═════ EXERCISE INPUT ═════

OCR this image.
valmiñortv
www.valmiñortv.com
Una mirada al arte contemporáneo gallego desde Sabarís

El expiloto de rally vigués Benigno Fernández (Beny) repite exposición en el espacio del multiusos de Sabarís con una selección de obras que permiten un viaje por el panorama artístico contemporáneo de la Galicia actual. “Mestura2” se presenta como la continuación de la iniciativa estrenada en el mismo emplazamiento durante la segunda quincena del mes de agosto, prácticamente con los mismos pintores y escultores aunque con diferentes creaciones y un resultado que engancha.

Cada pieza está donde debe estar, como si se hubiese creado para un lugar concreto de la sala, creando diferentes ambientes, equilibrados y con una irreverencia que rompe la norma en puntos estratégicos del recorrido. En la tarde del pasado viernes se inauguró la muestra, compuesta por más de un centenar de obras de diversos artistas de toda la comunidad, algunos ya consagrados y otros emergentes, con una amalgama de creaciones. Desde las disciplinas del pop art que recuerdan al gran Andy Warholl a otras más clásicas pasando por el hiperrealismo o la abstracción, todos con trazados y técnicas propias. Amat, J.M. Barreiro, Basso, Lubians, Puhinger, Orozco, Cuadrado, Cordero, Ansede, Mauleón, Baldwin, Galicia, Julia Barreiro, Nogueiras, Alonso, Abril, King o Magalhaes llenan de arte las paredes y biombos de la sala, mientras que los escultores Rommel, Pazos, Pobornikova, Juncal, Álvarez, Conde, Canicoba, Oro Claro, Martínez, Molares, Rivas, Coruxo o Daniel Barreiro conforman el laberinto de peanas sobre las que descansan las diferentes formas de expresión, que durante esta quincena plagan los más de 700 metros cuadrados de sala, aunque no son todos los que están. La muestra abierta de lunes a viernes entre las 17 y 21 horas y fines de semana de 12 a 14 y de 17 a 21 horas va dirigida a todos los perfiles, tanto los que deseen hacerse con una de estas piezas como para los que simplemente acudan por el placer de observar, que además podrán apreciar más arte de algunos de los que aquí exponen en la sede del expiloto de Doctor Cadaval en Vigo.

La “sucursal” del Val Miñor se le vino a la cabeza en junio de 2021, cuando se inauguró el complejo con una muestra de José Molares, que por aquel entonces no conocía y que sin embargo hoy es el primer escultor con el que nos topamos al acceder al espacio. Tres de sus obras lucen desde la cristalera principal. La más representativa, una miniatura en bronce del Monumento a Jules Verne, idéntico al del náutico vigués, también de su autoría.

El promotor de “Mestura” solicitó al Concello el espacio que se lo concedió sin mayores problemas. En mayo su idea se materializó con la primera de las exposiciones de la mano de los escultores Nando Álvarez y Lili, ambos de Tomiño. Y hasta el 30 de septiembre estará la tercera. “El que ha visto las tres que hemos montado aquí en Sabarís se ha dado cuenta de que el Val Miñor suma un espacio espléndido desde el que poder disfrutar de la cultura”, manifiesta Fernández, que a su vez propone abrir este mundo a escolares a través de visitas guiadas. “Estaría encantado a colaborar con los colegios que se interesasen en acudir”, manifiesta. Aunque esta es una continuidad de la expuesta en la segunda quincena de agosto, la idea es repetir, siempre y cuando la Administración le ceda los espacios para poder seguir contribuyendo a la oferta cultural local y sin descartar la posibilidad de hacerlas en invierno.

═════

EXERCISE GOAL: Output the listing above without altering a single character.

ANSWER TO THIS TASK:
OCR this image.
valmiñortv
www.valmiñortv.com
Una mirada al arte contemporáneo gallego desde Sabarís

El expiloto de rally vigués Benigno Fernández (Beny) repite exposición en el espacio del multiusos de Sabarís con una selección de obras que permiten un viaje por el panorama artístico contemporáneo de la Galicia actual. “Mestura2” se presenta como la continuación de la iniciativa estrenada en el mismo emplazamiento durante la segunda quincena del mes de agosto, prácticamente con los mismos pintores y escultores aunque con diferentes creaciones y un resultado que engancha.

Cada pieza está donde debe estar, como si se hubiese creado para un lugar concreto de la sala, creando diferentes ambientes, equilibrados y con una irreverencia que rompe la norma en puntos estratégicos del recorrido. En la tarde del pasado viernes se inauguró la muestra, compuesta por más de un centenar de obras de diversos artistas de toda la comunidad, algunos ya consagrados y otros emergentes, con una amalgama de creaciones. Desde las disciplinas del pop art que recuerdan al gran Andy Warholl a otras más clásicas pasando por el hiperrealismo o la abstracción, todos con trazados y técnicas propias. Amat, J.M. Barreiro, Basso, Lubians, Puhinger, Orozco, Cuadrado, Cordero, Ansede, Mauleón, Baldwin, Galicia, Julia Barreiro, Nogueiras, Alonso, Abril, King o Magalhaes llenan de arte las paredes y biombos de la sala, mientras que los escultores Rommel, Pazos, Pobornikova, Juncal, Álvarez, Conde, Canicoba, Oro Claro, Martínez, Molares, Rivas, Coruxo o Daniel Barreiro conforman el laberinto de peanas sobre las que descansan las diferentes formas de expresión, que durante esta quincena plagan los más de 700 metros cuadrados de sala, aunque no son todos los que están. La muestra abierta de lunes a viernes entre las 17 y 21 horas y fines de semana de 12 a 14 y de 17 a 21 horas va dirigida a todos los perfiles, tanto los que deseen hacerse con una de estas piezas como para los que simplemente acudan por el placer de observar, que además podrán apreciar más arte de algunos de los que aquí exponen en la sede del expiloto de Doctor Cadaval en Vigo.

La “sucursal” del Val Miñor se le vino a la cabeza en junio de 2021, cuando se inauguró el complejo con una muestra de José Molares, que por aquel entonces no conocía y que sin embargo hoy es el primer escultor con el que nos topamos al acceder al espacio. Tres de sus obras lucen desde la cristalera principal. La más representativa, una miniatura en bronce del Monumento a Jules Verne, idéntico al del náutico vigués, también de su autoría.

El promotor de “Mestura” solicitó al Concello el espacio que se lo concedió sin mayores problemas. En mayo su idea se materializó con la primera de las exposiciones de la mano de los escultores Nando Álvarez y Lili, ambos de Tomiño. Y hasta el 30 de septiembre estará la tercera. “El que ha visto las tres que hemos montado aquí en Sabarís se ha dado cuenta de que el Val Miñor suma un espacio espléndido desde el que poder disfrutar de la cultura”, manifiesta Fernández, que a su vez propone abrir este mundo a escolares a través de visitas guiadas. “Estaría encantado a colaborar con los colegios que se interesasen en acudir”, manifiesta. Aunque esta es una continuidad de la expuesta en la segunda quincena de agosto, la idea es repetir, siempre y cuando la Administración le ceda los espacios para poder seguir contribuyendo a la oferta cultural local y sin descartar la posibilidad de hacerlas en invierno.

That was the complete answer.